------ Input material

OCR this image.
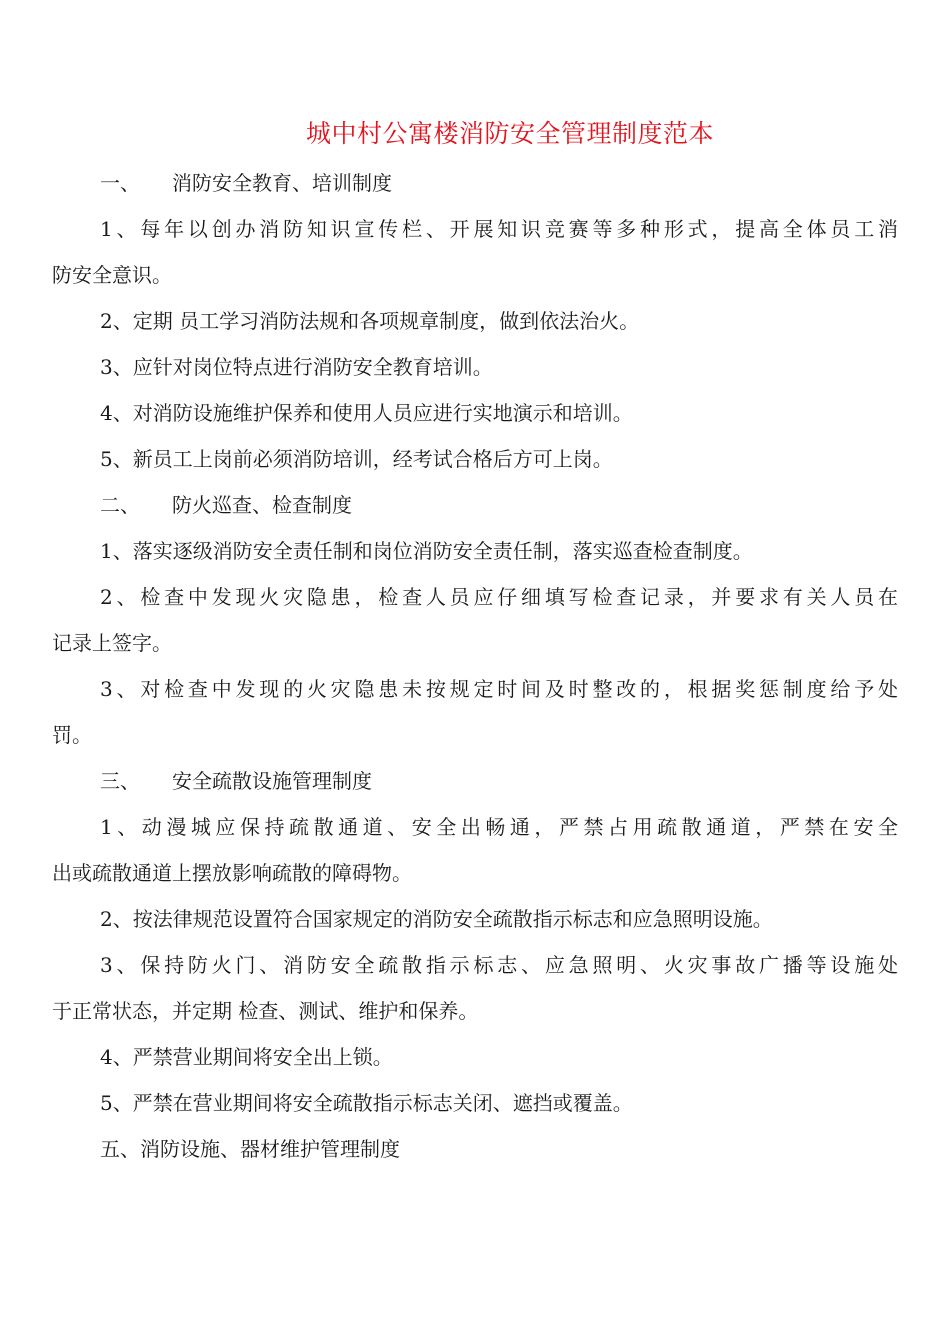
城中村公寓楼消防安全管理制度范本
一、 消防安全教育、培训制度
1、每年以创办消防知识宣传栏、开展知识竞赛等多种形式，提高全体员工消
防安全意识。
2、定期 员工学习消防法规和各项规章制度，做到依法治火。
3、应针对岗位特点进行消防安全教育培训。
4、对消防设施维护保养和使用人员应进行实地演示和培训。
5、新员工上岗前必须消防培训，经考试合格后方可上岗。
二、 防火巡查、检查制度
1、落实逐级消防安全责任制和岗位消防安全责任制，落实巡查检查制度。
2、检查中发现火灾隐患，检查人员应仔细填写检查记录，并要求有关人员在
记录上签字。
3、对检查中发现的火灾隐患未按规定时间及时整改的，根据奖惩制度给予处
罚。
三、 安全疏散设施管理制度
1、动漫城应保持疏散通道、安全出畅通，严禁占用疏散通道，严禁在安全
出或疏散通道上摆放影响疏散的障碍物。
2、按法律规范设置符合国家规定的消防安全疏散指示标志和应急照明设施。
3、保持防火门、消防安全疏散指示标志、应急照明、火灾事故广播等设施处
于正常状态，并定期 检查、测试、维护和保养。
4、严禁营业期间将安全出上锁。
5、严禁在营业期间将安全疏散指示标志关闭、遮挡或覆盖。
五、消防设施、器材维护管理制度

------------

# What is asked
The data should be printed again unchanged; leave its pictures out.

# Correct answer
OCR this image.
城中村公寓楼消防安全管理制度范本
一、 消防安全教育、培训制度
1、每年以创办消防知识宣传栏、开展知识竞赛等多种形式，提高全体员工消
防安全意识。
2、定期 员工学习消防法规和各项规章制度，做到依法治火。
3、应针对岗位特点进行消防安全教育培训。
4、对消防设施维护保养和使用人员应进行实地演示和培训。
5、新员工上岗前必须消防培训，经考试合格后方可上岗。
二、 防火巡查、检查制度
1、落实逐级消防安全责任制和岗位消防安全责任制，落实巡查检查制度。
2、检查中发现火灾隐患，检查人员应仔细填写检查记录，并要求有关人员在
记录上签字。
3、对检查中发现的火灾隐患未按规定时间及时整改的，根据奖惩制度给予处
罚。
三、 安全疏散设施管理制度
1、动漫城应保持疏散通道、安全出畅通，严禁占用疏散通道，严禁在安全
出或疏散通道上摆放影响疏散的障碍物。
2、按法律规范设置符合国家规定的消防安全疏散指示标志和应急照明设施。
3、保持防火门、消防安全疏散指示标志、应急照明、火灾事故广播等设施处
于正常状态，并定期 检查、测试、维护和保养。
4、严禁营业期间将安全出上锁。
5、严禁在营业期间将安全疏散指示标志关闭、遮挡或覆盖。
五、消防设施、器材维护管理制度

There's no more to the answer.